*Task directions*: Which lines have the string "Real"? Copy all of them from the entries below.

— BEGIN Dataset entries —

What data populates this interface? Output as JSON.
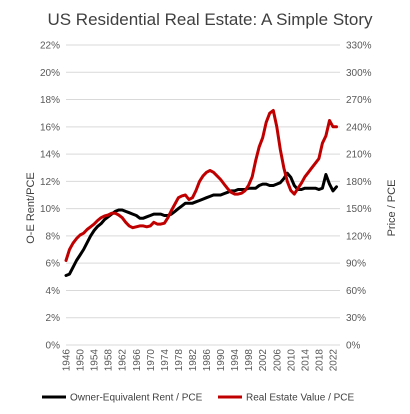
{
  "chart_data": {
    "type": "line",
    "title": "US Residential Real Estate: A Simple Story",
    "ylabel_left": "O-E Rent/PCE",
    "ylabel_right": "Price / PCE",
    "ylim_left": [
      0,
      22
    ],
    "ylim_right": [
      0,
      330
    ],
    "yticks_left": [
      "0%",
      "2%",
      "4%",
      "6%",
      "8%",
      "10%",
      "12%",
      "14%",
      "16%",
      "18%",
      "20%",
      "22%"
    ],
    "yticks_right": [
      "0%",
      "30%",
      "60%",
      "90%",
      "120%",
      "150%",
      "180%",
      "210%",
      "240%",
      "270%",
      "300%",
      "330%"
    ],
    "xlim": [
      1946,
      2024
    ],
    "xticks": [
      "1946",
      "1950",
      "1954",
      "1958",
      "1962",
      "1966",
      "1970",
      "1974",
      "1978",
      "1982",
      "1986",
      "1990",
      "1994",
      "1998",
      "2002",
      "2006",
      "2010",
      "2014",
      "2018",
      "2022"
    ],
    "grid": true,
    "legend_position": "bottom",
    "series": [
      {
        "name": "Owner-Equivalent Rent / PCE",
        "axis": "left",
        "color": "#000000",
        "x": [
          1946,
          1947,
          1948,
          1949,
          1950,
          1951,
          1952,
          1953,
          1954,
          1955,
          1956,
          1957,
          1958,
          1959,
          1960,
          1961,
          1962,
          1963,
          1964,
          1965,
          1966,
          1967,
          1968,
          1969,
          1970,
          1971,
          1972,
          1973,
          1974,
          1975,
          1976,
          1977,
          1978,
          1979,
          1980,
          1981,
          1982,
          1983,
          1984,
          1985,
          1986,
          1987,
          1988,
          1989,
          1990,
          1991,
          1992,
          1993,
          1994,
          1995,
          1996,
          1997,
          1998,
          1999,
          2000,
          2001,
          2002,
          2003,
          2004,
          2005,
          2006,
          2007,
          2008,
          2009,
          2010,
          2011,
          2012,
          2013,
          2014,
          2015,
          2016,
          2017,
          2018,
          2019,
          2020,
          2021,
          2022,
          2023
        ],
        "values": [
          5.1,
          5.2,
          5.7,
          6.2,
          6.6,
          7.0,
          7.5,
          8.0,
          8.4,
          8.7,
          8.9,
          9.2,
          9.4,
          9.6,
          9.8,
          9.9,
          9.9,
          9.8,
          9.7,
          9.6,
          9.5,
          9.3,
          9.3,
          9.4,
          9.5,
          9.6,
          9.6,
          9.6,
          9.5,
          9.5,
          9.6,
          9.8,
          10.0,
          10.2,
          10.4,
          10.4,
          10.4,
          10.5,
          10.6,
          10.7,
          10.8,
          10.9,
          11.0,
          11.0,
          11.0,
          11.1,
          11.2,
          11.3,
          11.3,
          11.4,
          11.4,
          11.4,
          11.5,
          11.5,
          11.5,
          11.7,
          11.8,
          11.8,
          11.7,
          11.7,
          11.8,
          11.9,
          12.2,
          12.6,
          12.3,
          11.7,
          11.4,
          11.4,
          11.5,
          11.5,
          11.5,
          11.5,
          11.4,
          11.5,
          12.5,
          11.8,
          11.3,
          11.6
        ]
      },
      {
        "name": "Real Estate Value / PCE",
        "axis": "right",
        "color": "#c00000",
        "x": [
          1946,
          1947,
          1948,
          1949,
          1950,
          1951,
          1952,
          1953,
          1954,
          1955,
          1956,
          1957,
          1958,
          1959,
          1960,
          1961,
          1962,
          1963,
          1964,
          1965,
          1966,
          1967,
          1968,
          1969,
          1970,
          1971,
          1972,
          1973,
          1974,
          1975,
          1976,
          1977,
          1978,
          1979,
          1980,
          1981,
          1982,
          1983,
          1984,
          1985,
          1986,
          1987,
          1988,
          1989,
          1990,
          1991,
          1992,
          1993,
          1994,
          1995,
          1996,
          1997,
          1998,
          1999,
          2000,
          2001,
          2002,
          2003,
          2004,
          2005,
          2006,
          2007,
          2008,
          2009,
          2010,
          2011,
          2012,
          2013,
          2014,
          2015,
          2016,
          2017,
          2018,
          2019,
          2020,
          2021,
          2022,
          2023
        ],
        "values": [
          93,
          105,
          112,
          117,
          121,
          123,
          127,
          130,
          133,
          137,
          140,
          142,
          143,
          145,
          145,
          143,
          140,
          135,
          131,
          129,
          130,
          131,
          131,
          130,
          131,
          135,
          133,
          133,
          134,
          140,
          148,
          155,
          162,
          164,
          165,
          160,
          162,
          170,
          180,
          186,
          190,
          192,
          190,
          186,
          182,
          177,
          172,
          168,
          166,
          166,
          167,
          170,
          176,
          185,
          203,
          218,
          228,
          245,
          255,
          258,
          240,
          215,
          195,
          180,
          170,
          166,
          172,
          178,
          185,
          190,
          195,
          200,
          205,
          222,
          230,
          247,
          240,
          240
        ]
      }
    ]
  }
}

— END Dataset entries —
— BEGIN Dataset entries —

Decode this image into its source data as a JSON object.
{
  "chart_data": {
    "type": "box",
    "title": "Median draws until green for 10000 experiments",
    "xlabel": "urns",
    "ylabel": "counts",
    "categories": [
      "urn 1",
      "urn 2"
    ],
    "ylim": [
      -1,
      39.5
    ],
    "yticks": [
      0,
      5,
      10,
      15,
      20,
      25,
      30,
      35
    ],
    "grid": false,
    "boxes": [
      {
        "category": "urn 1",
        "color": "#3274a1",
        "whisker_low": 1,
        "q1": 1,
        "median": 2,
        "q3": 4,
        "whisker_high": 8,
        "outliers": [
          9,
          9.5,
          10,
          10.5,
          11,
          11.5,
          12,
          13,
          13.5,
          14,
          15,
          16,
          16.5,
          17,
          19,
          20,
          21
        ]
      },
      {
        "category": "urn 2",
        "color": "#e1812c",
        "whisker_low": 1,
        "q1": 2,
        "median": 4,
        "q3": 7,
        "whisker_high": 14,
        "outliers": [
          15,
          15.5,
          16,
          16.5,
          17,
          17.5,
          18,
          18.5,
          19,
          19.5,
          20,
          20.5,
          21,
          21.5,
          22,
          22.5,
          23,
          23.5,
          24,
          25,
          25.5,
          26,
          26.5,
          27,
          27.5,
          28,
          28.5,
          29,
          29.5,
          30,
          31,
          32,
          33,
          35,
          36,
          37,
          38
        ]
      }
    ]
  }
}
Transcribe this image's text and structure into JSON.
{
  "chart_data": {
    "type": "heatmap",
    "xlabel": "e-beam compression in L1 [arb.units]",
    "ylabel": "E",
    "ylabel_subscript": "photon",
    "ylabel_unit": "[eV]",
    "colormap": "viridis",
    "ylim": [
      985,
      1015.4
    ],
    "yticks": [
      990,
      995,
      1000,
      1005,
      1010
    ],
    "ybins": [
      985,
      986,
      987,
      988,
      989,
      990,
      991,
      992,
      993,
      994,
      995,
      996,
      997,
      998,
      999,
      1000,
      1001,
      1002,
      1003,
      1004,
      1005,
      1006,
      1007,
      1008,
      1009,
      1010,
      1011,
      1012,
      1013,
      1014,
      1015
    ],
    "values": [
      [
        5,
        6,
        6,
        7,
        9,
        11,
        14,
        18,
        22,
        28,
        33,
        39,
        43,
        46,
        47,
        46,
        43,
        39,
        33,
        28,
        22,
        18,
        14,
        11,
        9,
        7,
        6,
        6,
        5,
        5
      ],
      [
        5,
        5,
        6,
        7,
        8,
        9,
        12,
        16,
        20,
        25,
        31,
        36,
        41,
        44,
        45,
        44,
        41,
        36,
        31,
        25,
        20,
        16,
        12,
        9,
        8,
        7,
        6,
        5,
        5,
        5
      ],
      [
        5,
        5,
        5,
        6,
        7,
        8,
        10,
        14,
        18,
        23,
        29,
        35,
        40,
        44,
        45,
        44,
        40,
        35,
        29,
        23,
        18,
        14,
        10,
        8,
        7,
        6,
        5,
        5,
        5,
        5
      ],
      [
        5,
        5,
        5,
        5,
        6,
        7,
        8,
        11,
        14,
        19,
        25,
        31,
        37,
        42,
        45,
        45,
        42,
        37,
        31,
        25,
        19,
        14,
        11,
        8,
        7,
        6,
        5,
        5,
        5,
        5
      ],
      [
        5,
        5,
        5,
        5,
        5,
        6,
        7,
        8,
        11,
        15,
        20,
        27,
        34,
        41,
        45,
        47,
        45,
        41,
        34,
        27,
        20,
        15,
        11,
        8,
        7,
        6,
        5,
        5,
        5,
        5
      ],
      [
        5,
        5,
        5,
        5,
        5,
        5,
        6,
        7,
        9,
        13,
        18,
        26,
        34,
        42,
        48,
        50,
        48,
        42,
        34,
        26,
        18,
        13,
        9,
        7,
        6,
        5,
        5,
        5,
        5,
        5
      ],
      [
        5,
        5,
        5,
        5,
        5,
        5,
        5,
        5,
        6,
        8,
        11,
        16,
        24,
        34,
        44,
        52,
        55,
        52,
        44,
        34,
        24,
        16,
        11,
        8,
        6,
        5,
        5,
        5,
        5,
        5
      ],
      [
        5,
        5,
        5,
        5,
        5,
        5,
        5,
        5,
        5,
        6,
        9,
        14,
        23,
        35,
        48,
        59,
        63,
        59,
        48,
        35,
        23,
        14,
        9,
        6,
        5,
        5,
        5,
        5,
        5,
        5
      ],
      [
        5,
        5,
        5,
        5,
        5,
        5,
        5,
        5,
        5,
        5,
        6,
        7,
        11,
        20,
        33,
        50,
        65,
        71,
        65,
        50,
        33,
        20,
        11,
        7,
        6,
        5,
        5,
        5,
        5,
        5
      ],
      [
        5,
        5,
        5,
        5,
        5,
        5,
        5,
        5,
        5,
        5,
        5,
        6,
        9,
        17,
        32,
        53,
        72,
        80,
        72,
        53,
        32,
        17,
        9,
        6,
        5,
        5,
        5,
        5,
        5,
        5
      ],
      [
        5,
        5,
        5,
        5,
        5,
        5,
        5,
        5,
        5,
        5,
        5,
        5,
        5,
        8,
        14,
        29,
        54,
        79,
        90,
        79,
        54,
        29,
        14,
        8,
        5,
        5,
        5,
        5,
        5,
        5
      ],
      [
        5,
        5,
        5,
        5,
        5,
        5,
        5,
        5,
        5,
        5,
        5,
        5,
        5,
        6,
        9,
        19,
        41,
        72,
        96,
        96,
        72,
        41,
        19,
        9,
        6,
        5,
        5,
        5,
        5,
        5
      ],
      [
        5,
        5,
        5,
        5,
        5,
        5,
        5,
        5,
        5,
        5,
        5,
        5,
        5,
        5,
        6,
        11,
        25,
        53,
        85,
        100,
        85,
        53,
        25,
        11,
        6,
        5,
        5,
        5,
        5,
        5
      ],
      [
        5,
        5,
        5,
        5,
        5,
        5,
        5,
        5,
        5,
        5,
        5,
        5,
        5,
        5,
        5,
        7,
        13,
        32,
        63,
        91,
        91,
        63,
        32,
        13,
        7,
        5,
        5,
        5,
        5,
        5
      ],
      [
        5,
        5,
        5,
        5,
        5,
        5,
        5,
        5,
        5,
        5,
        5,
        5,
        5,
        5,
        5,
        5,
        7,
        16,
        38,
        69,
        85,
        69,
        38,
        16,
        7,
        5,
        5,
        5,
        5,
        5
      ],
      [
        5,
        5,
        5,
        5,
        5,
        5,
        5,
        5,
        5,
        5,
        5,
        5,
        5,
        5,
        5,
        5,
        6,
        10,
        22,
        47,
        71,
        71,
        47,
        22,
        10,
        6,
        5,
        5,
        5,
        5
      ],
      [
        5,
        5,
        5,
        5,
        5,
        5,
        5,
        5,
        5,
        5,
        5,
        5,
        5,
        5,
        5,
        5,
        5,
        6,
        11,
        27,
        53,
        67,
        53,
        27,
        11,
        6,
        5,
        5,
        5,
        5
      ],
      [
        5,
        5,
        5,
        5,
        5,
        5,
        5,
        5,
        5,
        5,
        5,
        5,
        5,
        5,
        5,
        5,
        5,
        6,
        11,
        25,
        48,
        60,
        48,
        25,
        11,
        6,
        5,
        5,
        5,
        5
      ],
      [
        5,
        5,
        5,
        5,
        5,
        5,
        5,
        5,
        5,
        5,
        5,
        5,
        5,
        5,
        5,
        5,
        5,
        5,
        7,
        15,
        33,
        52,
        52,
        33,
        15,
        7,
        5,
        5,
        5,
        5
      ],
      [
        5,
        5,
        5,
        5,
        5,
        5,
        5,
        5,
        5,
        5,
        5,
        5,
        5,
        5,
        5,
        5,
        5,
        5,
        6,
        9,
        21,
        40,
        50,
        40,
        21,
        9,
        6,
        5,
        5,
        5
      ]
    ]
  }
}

— END Dataset entries —
— BEGIN Dataset entries —

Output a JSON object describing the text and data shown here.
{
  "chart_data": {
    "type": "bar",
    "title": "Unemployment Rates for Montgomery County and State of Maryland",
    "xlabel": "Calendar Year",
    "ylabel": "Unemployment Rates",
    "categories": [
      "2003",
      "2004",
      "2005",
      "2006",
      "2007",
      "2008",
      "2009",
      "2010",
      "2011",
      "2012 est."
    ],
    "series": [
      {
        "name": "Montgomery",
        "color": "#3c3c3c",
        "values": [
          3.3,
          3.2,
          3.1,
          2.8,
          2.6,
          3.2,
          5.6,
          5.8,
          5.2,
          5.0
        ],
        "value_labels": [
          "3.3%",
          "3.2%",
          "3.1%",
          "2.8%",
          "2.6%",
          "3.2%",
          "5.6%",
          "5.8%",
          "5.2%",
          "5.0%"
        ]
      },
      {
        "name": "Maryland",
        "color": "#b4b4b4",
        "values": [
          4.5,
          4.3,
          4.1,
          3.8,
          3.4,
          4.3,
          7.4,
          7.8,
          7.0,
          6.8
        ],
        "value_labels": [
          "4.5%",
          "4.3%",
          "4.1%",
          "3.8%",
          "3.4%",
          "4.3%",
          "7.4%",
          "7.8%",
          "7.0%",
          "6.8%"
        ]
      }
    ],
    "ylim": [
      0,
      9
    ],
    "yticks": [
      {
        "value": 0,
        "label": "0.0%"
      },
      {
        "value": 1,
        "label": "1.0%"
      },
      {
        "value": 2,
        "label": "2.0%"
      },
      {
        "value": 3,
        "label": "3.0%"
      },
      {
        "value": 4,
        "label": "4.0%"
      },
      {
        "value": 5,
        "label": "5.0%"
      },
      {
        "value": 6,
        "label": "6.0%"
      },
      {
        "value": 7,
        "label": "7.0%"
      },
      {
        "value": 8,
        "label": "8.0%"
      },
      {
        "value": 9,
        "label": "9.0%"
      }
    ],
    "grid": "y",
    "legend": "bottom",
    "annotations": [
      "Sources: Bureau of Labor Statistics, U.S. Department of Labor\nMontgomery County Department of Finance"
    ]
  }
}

— END Dataset entries —

*The result*:
    "title": "US Residential Real Estate: A Simple Story",
        "name": "Real Estate Value / PCE",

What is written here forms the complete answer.